**What you have to do**
Write out every record in full, exactly as written, please.

**Raw records**

"""

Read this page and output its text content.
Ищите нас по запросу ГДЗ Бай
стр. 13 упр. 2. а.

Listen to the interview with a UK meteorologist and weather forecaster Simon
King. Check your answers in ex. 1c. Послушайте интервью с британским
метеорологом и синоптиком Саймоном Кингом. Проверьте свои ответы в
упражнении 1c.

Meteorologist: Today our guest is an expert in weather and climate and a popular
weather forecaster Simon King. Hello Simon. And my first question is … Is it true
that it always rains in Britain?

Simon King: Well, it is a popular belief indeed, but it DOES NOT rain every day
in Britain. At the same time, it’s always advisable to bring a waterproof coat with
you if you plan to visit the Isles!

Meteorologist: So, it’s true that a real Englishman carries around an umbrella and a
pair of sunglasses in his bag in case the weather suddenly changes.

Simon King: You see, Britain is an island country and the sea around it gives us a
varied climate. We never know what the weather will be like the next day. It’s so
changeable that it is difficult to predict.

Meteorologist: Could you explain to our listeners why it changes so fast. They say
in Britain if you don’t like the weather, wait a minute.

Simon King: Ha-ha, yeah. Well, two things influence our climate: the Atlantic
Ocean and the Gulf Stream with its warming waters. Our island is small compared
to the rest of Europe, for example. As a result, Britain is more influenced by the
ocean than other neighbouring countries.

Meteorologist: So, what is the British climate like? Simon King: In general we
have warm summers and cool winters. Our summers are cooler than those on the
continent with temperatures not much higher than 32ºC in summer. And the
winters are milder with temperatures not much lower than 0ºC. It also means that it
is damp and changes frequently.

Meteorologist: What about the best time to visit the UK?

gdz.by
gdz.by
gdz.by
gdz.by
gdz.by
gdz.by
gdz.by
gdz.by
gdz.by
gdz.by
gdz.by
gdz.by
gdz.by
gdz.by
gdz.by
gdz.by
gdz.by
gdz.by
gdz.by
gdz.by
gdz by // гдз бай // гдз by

"""

**Finished answer**
Read this page and output its text content.
Ищите нас по запросу ГДЗ Бай
стр. 13 упр. 2. а.

Listen to the interview with a UK meteorologist and weather forecaster Simon
King. Check your answers in ex. 1c. Послушайте интервью с британским
метеорологом и синоптиком Саймоном Кингом. Проверьте свои ответы в
упражнении 1c.

Meteorologist: Today our guest is an expert in weather and climate and a popular
weather forecaster Simon King. Hello Simon. And my first question is … Is it true
that it always rains in Britain?

Simon King: Well, it is a popular belief indeed, but it DOES NOT rain every day
in Britain. At the same time, it’s always advisable to bring a waterproof coat with
you if you plan to visit the Isles!

Meteorologist: So, it’s true that a real Englishman carries around an umbrella and a
pair of sunglasses in his bag in case the weather suddenly changes.

Simon King: You see, Britain is an island country and the sea around it gives us a
varied climate. We never know what the weather will be like the next day. It’s so
changeable that it is difficult to predict.

Meteorologist: Could you explain to our listeners why it changes so fast. They say
in Britain if you don’t like the weather, wait a minute.

Simon King: Ha-ha, yeah. Well, two things influence our climate: the Atlantic
Ocean and the Gulf Stream with its warming waters. Our island is small compared
to the rest of Europe, for example. As a result, Britain is more influenced by the
ocean than other neighbouring countries.

Meteorologist: So, what is the British climate like? Simon King: In general we
have warm summers and cool winters. Our summers are cooler than those on the
continent with temperatures not much higher than 32ºC in summer. And the
winters are milder with temperatures not much lower than 0ºC. It also means that it
is damp and changes frequently.

Meteorologist: What about the best time to visit the UK?

gdz.by
gdz.by
gdz.by
gdz.by
gdz.by
gdz.by
gdz.by
gdz.by
gdz.by
gdz.by
gdz.by
gdz.by
gdz.by
gdz.by
gdz.by
gdz.by
gdz.by
gdz.by
gdz.by
gdz.by
gdz by // гдз бай // гдз by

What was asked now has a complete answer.